-- Problem to work on --
Look below. Copy each line that has "réponse" in it.

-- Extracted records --
╭──

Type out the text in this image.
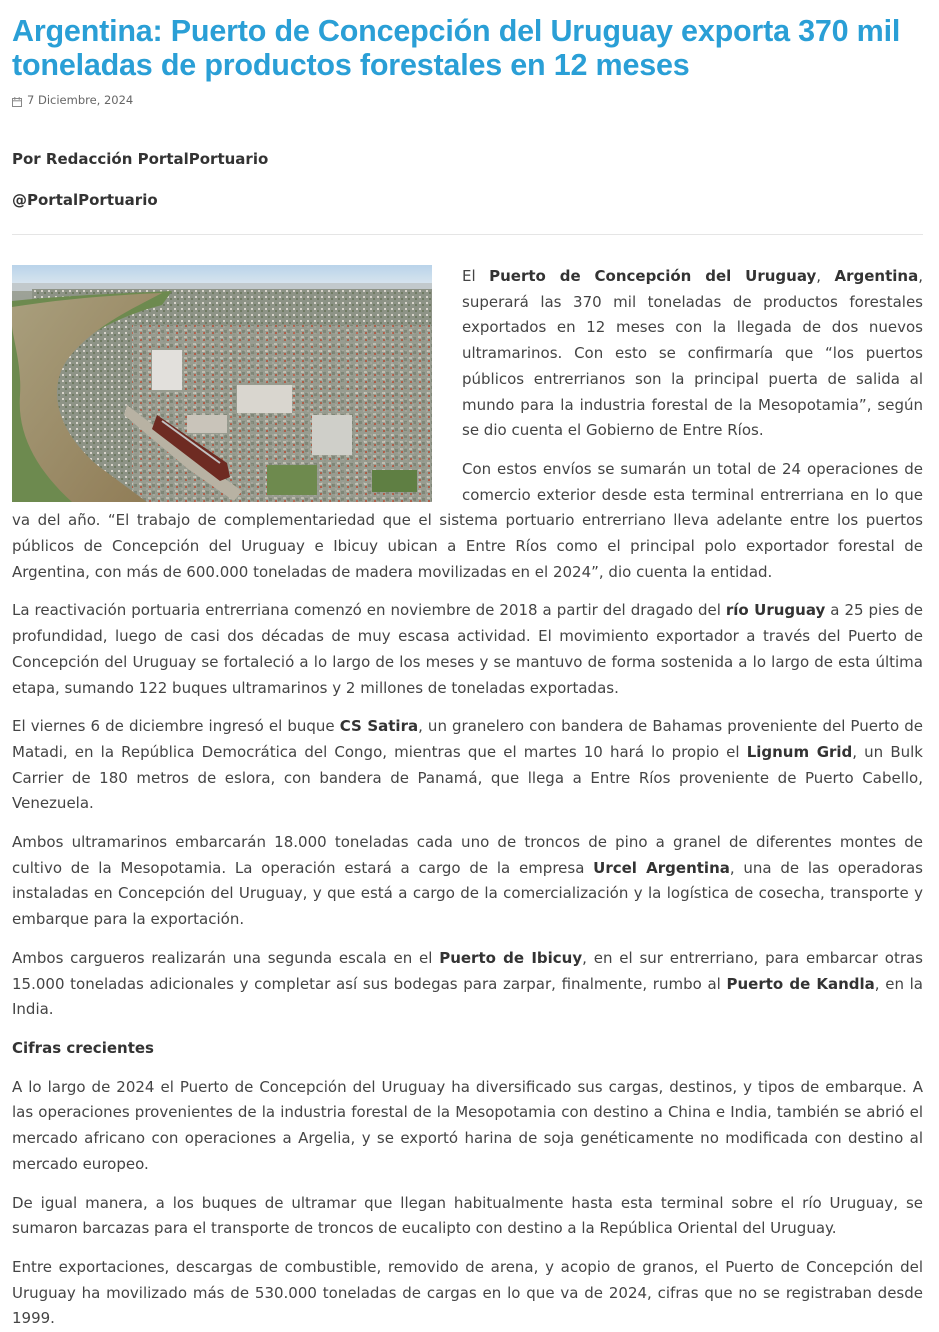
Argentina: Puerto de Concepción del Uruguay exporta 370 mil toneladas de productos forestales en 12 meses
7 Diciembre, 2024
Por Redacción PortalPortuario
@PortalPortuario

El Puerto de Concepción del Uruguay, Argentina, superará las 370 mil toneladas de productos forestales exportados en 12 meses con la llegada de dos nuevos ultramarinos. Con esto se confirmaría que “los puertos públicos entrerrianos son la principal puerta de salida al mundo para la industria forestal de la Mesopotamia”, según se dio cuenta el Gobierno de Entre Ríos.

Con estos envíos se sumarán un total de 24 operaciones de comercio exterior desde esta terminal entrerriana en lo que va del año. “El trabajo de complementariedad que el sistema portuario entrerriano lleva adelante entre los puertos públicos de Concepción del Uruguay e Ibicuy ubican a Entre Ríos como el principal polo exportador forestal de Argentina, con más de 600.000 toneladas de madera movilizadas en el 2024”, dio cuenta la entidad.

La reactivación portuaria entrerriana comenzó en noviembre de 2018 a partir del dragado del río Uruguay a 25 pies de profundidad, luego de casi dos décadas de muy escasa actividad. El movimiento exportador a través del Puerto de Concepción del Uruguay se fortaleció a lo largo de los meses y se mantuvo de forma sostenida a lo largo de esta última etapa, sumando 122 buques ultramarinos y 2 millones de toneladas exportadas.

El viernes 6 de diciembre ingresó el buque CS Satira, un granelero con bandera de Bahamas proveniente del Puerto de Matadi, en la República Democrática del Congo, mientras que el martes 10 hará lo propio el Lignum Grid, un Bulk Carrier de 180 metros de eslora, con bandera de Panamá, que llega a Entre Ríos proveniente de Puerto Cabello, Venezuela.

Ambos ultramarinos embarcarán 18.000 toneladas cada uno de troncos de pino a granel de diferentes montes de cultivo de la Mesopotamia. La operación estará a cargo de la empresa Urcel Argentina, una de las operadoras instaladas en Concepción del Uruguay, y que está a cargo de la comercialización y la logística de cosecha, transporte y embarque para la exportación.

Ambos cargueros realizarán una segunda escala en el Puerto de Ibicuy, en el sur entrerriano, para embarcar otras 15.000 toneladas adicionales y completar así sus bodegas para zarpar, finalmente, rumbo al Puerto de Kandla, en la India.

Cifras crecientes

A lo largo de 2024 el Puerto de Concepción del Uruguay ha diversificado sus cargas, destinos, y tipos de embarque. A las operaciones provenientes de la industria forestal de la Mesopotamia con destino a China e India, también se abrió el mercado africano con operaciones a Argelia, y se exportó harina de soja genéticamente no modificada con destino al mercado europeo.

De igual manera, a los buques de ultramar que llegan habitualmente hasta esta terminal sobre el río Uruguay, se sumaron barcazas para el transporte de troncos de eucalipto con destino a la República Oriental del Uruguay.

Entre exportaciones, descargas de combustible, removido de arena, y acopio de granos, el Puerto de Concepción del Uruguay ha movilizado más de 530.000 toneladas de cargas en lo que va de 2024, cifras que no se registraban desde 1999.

╰──
╭──

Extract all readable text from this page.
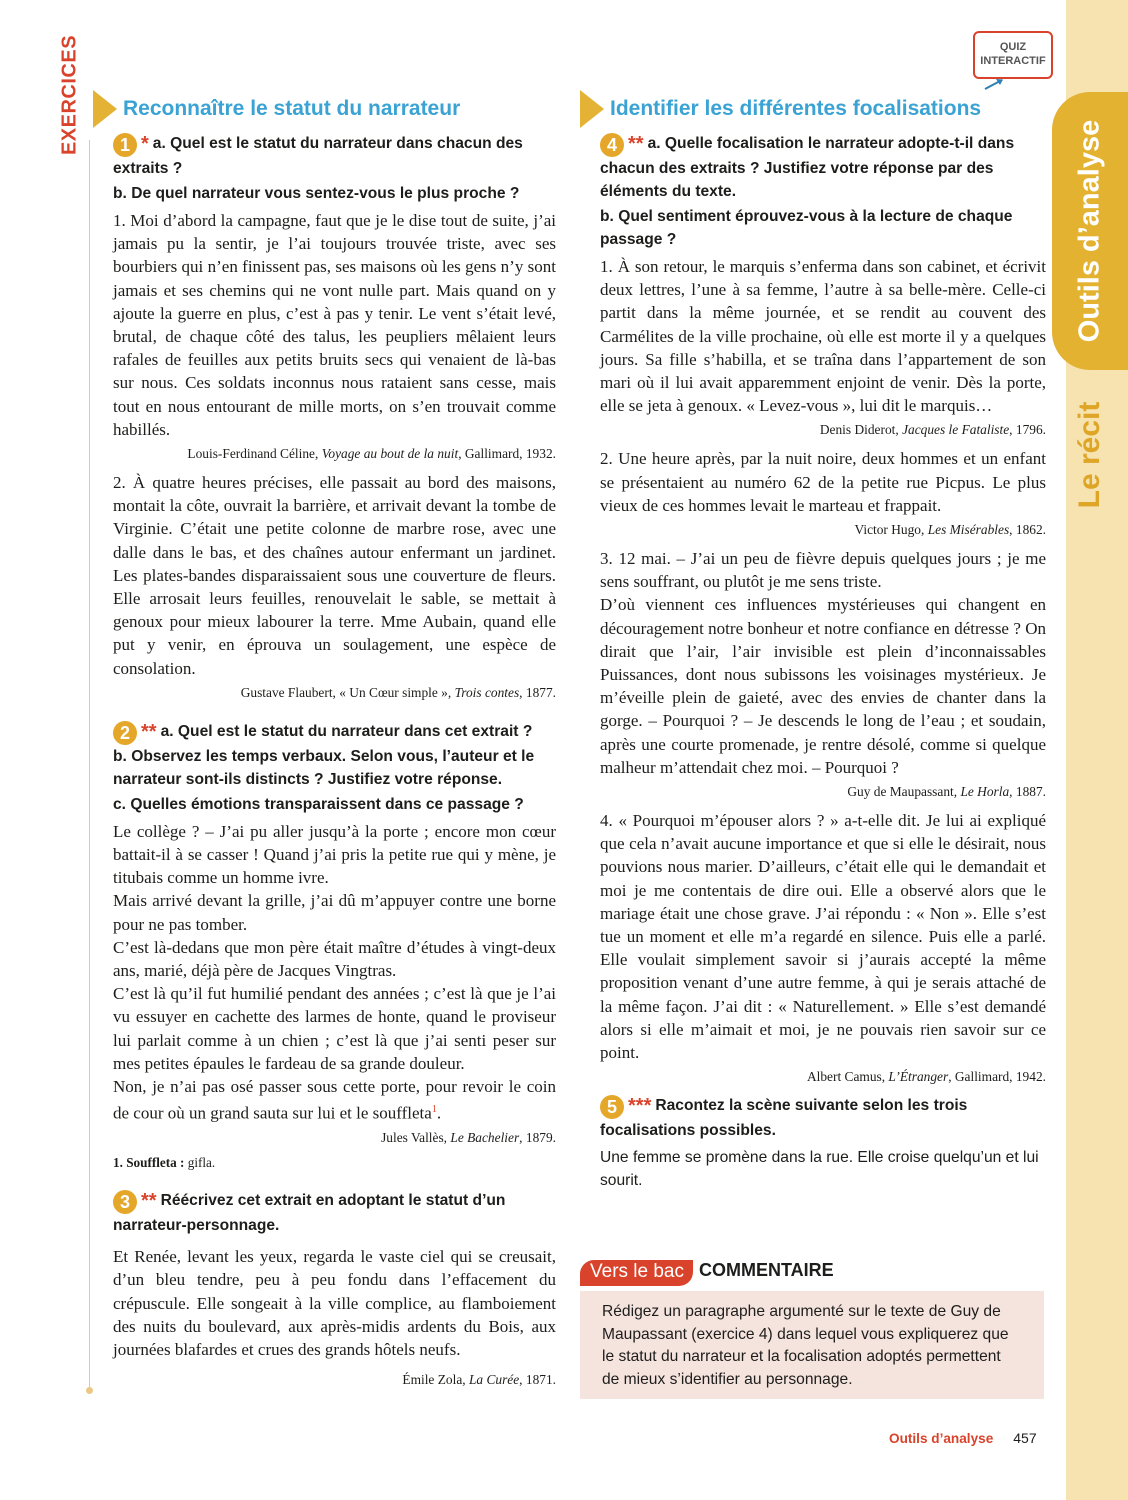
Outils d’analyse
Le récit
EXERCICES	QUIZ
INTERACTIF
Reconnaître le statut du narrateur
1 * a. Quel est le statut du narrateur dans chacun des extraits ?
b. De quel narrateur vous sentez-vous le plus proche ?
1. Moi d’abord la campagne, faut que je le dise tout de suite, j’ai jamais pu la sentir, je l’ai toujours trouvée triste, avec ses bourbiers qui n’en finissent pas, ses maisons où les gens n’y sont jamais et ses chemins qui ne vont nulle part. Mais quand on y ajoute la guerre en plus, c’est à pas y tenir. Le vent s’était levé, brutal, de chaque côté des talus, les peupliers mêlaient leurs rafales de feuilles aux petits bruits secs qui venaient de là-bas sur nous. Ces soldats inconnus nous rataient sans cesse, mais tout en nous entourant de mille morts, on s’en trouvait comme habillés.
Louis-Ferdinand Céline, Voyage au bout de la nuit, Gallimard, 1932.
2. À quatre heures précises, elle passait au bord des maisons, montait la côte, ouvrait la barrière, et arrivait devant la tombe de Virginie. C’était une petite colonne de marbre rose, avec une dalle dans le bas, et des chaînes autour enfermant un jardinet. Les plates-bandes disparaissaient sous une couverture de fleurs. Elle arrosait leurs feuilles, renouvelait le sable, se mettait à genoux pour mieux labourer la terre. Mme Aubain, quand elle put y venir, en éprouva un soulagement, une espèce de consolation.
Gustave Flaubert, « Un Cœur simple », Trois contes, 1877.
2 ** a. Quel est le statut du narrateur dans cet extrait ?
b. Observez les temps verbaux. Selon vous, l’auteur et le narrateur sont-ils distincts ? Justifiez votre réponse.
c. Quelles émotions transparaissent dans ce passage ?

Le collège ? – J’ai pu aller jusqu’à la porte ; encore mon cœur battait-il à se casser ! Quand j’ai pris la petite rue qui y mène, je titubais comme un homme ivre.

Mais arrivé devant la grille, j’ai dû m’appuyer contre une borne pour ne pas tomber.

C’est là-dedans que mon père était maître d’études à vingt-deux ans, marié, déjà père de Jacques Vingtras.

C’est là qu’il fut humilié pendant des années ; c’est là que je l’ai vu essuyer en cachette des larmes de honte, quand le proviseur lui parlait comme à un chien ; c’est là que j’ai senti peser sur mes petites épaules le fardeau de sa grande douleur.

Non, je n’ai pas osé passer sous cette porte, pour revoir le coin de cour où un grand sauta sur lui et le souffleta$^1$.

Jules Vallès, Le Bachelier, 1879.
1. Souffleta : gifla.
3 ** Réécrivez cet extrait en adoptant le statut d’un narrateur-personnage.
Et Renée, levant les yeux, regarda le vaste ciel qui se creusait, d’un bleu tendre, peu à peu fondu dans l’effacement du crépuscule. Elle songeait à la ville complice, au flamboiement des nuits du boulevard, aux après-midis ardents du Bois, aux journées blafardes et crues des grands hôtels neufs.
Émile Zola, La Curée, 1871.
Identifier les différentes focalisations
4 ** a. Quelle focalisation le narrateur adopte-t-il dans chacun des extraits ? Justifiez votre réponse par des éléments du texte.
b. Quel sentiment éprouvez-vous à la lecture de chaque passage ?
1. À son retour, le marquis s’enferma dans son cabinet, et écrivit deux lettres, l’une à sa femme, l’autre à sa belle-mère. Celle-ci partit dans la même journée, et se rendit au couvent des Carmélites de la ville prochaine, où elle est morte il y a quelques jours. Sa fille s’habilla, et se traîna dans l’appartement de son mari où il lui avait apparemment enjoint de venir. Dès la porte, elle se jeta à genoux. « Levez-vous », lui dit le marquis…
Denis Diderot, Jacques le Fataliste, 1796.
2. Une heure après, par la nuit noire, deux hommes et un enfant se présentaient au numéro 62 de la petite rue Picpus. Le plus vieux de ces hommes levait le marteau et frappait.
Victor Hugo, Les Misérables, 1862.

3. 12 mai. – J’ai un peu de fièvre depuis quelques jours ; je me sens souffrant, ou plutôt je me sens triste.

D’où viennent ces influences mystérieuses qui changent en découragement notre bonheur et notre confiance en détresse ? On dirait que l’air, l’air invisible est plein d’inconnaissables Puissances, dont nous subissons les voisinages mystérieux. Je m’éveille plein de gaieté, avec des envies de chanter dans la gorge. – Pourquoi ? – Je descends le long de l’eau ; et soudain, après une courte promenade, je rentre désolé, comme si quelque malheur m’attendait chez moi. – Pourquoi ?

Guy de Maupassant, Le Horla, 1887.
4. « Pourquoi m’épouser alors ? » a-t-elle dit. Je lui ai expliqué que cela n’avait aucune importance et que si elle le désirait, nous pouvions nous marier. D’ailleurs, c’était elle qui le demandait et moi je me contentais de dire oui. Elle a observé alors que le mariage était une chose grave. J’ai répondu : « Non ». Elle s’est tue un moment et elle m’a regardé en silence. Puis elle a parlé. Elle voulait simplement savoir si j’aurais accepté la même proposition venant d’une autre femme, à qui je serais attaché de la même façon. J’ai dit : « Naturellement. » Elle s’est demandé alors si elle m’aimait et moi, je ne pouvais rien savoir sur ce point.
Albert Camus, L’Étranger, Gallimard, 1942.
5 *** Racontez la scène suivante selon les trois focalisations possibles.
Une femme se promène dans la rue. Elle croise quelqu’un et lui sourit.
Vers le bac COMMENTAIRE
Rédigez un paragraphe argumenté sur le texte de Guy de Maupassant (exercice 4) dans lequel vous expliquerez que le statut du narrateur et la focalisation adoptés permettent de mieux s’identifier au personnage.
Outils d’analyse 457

╰──

-- Reply --
b. Observez les temps verbaux. Selon vous, l’auteur et le narrateur sont-ils distincts ? Justifiez votre réponse.
4 ** a. Quelle focalisation le narrateur adopte-t-il dans chacun des extraits ? Justifiez votre réponse par des éléments du texte.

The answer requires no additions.